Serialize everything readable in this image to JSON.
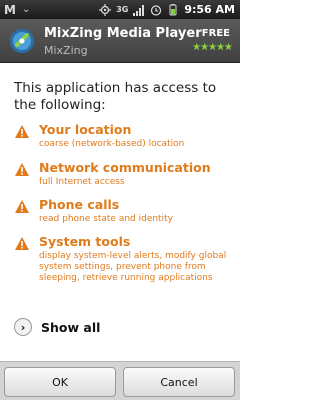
{
  "statusbar": {
    "notification": "M",
    "network": "3G",
    "time": "9:56 AM"
  },
  "app": {
    "title": "MixZing Media Player",
    "developer": "MixZing",
    "price": "FREE",
    "rating": "★★★★★"
  },
  "intro": "This application has access to the following:",
  "permissions": [
    {
      "title": "Your location",
      "desc": "coarse (network-based) location"
    },
    {
      "title": "Network communication",
      "desc": "full Internet access"
    },
    {
      "title": "Phone calls",
      "desc": "read phone state and identity"
    },
    {
      "title": "System tools",
      "desc": "display system-level alerts, modify global system settings, prevent phone from sleeping, retrieve running applications"
    }
  ],
  "show_all": {
    "icon": "chevron-right-icon",
    "label": "Show all"
  },
  "buttons": {
    "ok": "OK",
    "cancel": "Cancel"
  },
  "colors": {
    "warning": "#e07b1c",
    "header": "#4b4b4b",
    "rating": "#8bd23c"
  }
}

::::::

Given instruction: Reproduce every record word for word. The copy must contain no pictures.

Task answer:
Serialize everything readable in this image to JSON.
{
  "statusbar": {
    "notification": "M",
    "network": "3G",
    "time": "9:56 AM"
  },
  "app": {
    "title": "MixZing Media Player",
    "developer": "MixZing",
    "price": "FREE",
    "rating": "★★★★★"
  },
  "intro": "This application has access to the following:",
  "permissions": [
    {
      "title": "Your location",
      "desc": "coarse (network-based) location"
    },
    {
      "title": "Network communication",
      "desc": "full Internet access"
    },
    {
      "title": "Phone calls",
      "desc": "read phone state and identity"
    },
    {
      "title": "System tools",
      "desc": "display system-level alerts, modify global system settings, prevent phone from sleeping, retrieve running applications"
    }
  ],
  "show_all": {
    "icon": "chevron-right-icon",
    "label": "Show all"
  },
  "buttons": {
    "ok": "OK",
    "cancel": "Cancel"
  },
  "colors": {
    "warning": "#e07b1c",
    "header": "#4b4b4b",
    "rating": "#8bd23c"
  }
}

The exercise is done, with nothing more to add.